• [Task to carry out]: Reproduce every record below exactly as it appears.

.....

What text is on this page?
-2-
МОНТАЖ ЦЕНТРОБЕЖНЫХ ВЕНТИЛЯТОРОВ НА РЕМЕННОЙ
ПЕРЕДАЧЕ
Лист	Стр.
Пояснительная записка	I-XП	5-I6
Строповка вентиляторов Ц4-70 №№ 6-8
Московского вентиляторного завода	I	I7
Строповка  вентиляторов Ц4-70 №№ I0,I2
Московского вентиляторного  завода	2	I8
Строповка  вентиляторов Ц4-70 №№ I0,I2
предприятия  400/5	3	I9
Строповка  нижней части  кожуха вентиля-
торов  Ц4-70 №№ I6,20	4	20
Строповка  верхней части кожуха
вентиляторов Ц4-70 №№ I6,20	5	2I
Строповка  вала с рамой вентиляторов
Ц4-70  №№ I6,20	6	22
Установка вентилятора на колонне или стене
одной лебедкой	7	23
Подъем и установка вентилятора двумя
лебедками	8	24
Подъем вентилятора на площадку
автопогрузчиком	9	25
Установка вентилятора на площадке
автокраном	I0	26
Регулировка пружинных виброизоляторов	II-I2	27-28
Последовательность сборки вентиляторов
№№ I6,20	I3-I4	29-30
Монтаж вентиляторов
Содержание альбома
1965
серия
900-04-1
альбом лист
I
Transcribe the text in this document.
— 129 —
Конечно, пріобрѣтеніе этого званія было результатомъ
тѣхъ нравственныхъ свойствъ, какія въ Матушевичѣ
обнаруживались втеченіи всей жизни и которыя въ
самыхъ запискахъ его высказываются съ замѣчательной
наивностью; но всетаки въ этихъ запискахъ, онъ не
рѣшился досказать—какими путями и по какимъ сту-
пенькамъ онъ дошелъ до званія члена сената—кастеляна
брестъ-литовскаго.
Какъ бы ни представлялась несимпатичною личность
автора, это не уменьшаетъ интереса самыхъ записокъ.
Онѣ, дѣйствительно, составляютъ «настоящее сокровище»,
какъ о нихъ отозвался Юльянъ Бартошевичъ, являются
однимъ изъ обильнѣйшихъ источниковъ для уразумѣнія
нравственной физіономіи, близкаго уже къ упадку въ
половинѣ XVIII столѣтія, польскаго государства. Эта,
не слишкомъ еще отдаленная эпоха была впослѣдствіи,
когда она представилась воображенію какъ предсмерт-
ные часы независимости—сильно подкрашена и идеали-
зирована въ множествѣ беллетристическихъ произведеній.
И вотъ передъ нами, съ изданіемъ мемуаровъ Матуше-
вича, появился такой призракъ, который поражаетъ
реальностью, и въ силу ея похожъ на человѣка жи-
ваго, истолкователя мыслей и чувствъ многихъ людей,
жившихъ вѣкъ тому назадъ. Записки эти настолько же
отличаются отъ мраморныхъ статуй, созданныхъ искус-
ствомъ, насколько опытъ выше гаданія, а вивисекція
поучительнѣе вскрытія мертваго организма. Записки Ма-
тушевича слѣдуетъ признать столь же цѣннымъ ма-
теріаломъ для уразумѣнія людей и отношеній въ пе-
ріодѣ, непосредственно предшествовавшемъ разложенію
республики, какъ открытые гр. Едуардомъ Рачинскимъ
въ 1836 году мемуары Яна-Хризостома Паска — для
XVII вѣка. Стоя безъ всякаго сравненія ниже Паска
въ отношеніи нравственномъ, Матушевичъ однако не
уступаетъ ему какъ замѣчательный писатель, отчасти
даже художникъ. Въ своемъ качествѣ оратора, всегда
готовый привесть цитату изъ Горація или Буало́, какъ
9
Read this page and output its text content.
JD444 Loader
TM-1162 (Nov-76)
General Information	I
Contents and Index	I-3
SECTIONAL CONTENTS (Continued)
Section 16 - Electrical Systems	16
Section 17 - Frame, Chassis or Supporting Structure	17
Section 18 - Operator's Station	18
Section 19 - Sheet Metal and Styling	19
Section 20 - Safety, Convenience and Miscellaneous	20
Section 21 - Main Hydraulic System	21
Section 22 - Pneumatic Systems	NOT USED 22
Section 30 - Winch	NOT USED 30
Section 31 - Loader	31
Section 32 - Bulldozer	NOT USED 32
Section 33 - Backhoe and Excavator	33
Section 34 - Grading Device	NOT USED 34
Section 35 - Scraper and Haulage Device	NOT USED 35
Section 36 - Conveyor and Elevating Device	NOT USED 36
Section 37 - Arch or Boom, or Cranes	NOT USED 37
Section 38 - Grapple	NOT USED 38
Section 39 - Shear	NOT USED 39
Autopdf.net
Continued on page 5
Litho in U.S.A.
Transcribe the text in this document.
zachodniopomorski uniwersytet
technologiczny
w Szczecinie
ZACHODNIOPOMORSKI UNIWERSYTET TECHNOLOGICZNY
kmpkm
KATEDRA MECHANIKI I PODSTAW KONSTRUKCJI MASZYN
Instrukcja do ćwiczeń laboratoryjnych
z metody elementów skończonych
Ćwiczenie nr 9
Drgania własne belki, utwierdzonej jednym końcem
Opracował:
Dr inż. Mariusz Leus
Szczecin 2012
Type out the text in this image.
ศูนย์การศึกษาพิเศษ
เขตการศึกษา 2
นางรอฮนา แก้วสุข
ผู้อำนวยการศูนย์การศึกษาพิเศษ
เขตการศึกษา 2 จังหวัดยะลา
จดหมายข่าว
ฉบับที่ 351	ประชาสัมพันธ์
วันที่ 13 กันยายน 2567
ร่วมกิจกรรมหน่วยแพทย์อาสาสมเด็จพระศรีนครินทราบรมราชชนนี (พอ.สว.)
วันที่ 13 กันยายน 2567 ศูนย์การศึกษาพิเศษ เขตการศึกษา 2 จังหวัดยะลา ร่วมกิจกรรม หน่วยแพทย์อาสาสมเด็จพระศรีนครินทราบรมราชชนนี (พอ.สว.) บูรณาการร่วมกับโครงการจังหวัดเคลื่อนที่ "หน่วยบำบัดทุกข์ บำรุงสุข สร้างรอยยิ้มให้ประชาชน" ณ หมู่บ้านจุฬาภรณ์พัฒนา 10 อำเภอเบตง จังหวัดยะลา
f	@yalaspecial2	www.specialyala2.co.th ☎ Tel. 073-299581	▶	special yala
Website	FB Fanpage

.....

• [Response to the exercise]:
What text is on this page?
-2-
МОНТАЖ ЦЕНТРОБЕЖНЫХ ВЕНТИЛЯТОРОВ НА РЕМЕННОЙ
ПЕРЕДАЧЕ
Лист	Стр.
Пояснительная записка	I-XП	5-I6
Строповка вентиляторов Ц4-70 №№ 6-8
Московского вентиляторного завода	I	I7
Строповка  вентиляторов Ц4-70 №№ I0,I2
Московского вентиляторного  завода	2	I8
Строповка  вентиляторов Ц4-70 №№ I0,I2
предприятия  400/5	3	I9
Строповка  нижней части  кожуха вентиля-
торов  Ц4-70 №№ I6,20	4	20
Строповка  верхней части кожуха
вентиляторов Ц4-70 №№ I6,20	5	2I
Строповка  вала с рамой вентиляторов
Ц4-70  №№ I6,20	6	22
Установка вентилятора на колонне или стене
одной лебедкой	7	23
Подъем и установка вентилятора двумя
лебедками	8	24
Подъем вентилятора на площадку
автопогрузчиком	9	25
Установка вентилятора на площадке
автокраном	I0	26
Регулировка пружинных виброизоляторов	II-I2	27-28
Последовательность сборки вентиляторов
№№ I6,20	I3-I4	29-30
Монтаж вентиляторов
Содержание альбома
1965
серия
900-04-1
альбом лист
I
Transcribe the text in this document.
— 129 —
Конечно, пріобрѣтеніе этого званія было результатомъ
тѣхъ нравственныхъ свойствъ, какія въ Матушевичѣ
обнаруживались втеченіи всей жизни и которыя въ
самыхъ запискахъ его высказываются съ замѣчательной
наивностью; но всетаки въ этихъ запискахъ, онъ не
рѣшился досказать—какими путями и по какимъ сту-
пенькамъ онъ дошелъ до званія члена сената—кастеляна
брестъ-литовскаго.
Какъ бы ни представлялась несимпатичною личность
автора, это не уменьшаетъ интереса самыхъ записокъ.
Онѣ, дѣйствительно, составляютъ «настоящее сокровище»,
какъ о нихъ отозвался Юльянъ Бартошевичъ, являются
однимъ изъ обильнѣйшихъ источниковъ для уразумѣнія
нравственной физіономіи, близкаго уже къ упадку въ
половинѣ XVIII столѣтія, польскаго государства. Эта,
не слишкомъ еще отдаленная эпоха была впослѣдствіи,
когда она представилась воображенію какъ предсмерт-
ные часы независимости—сильно подкрашена и идеали-
зирована въ множествѣ беллетристическихъ произведеній.
И вотъ передъ нами, съ изданіемъ мемуаровъ Матуше-
вича, появился такой призракъ, который поражаетъ
реальностью, и въ силу ея похожъ на человѣка жи-
ваго, истолкователя мыслей и чувствъ многихъ людей,
жившихъ вѣкъ тому назадъ. Записки эти настолько же
отличаются отъ мраморныхъ статуй, созданныхъ искус-
ствомъ, насколько опытъ выше гаданія, а вивисекція
поучительнѣе вскрытія мертваго организма. Записки Ма-
тушевича слѣдуетъ признать столь же цѣннымъ ма-
теріаломъ для уразумѣнія людей и отношеній въ пе-
ріодѣ, непосредственно предшествовавшемъ разложенію
республики, какъ открытые гр. Едуардомъ Рачинскимъ
въ 1836 году мемуары Яна-Хризостома Паска — для
XVII вѣка. Стоя безъ всякаго сравненія ниже Паска
въ отношеніи нравственномъ, Матушевичъ однако не
уступаетъ ему какъ замѣчательный писатель, отчасти
даже художникъ. Въ своемъ качествѣ оратора, всегда
готовый привесть цитату изъ Горація или Буало́, какъ
9
Read this page and output its text content.
JD444 Loader
TM-1162 (Nov-76)
General Information	I
Contents and Index	I-3
SECTIONAL CONTENTS (Continued)
Section 16 - Electrical Systems	16
Section 17 - Frame, Chassis or Supporting Structure	17
Section 18 - Operator's Station	18
Section 19 - Sheet Metal and Styling	19
Section 20 - Safety, Convenience and Miscellaneous	20
Section 21 - Main Hydraulic System	21
Section 22 - Pneumatic Systems	NOT USED 22
Section 30 - Winch	NOT USED 30
Section 31 - Loader	31
Section 32 - Bulldozer	NOT USED 32
Section 33 - Backhoe and Excavator	33
Section 34 - Grading Device	NOT USED 34
Section 35 - Scraper and Haulage Device	NOT USED 35
Section 36 - Conveyor and Elevating Device	NOT USED 36
Section 37 - Arch or Boom, or Cranes	NOT USED 37
Section 38 - Grapple	NOT USED 38
Section 39 - Shear	NOT USED 39
Autopdf.net
Continued on page 5
Litho in U.S.A.
Transcribe the text in this document.
zachodniopomorski uniwersytet
technologiczny
w Szczecinie
ZACHODNIOPOMORSKI UNIWERSYTET TECHNOLOGICZNY
kmpkm
KATEDRA MECHANIKI I PODSTAW KONSTRUKCJI MASZYN
Instrukcja do ćwiczeń laboratoryjnych
z metody elementów skończonych
Ćwiczenie nr 9
Drgania własne belki, utwierdzonej jednym końcem
Opracował:
Dr inż. Mariusz Leus
Szczecin 2012
Type out the text in this image.
ศูนย์การศึกษาพิเศษ
เขตการศึกษา 2
นางรอฮนา แก้วสุข
ผู้อำนวยการศูนย์การศึกษาพิเศษ
เขตการศึกษา 2 จังหวัดยะลา
จดหมายข่าว
ฉบับที่ 351	ประชาสัมพันธ์
วันที่ 13 กันยายน 2567
ร่วมกิจกรรมหน่วยแพทย์อาสาสมเด็จพระศรีนครินทราบรมราชชนนี (พอ.สว.)
วันที่ 13 กันยายน 2567 ศูนย์การศึกษาพิเศษ เขตการศึกษา 2 จังหวัดยะลา ร่วมกิจกรรม หน่วยแพทย์อาสาสมเด็จพระศรีนครินทราบรมราชชนนี (พอ.สว.) บูรณาการร่วมกับโครงการจังหวัดเคลื่อนที่ "หน่วยบำบัดทุกข์ บำรุงสุข สร้างรอยยิ้มให้ประชาชน" ณ หมู่บ้านจุฬาภรณ์พัฒนา 10 อำเภอเบตง จังหวัดยะลา
f	@yalaspecial2	www.specialyala2.co.th ☎ Tel. 073-299581	▶	special yala
Website	FB Fanpage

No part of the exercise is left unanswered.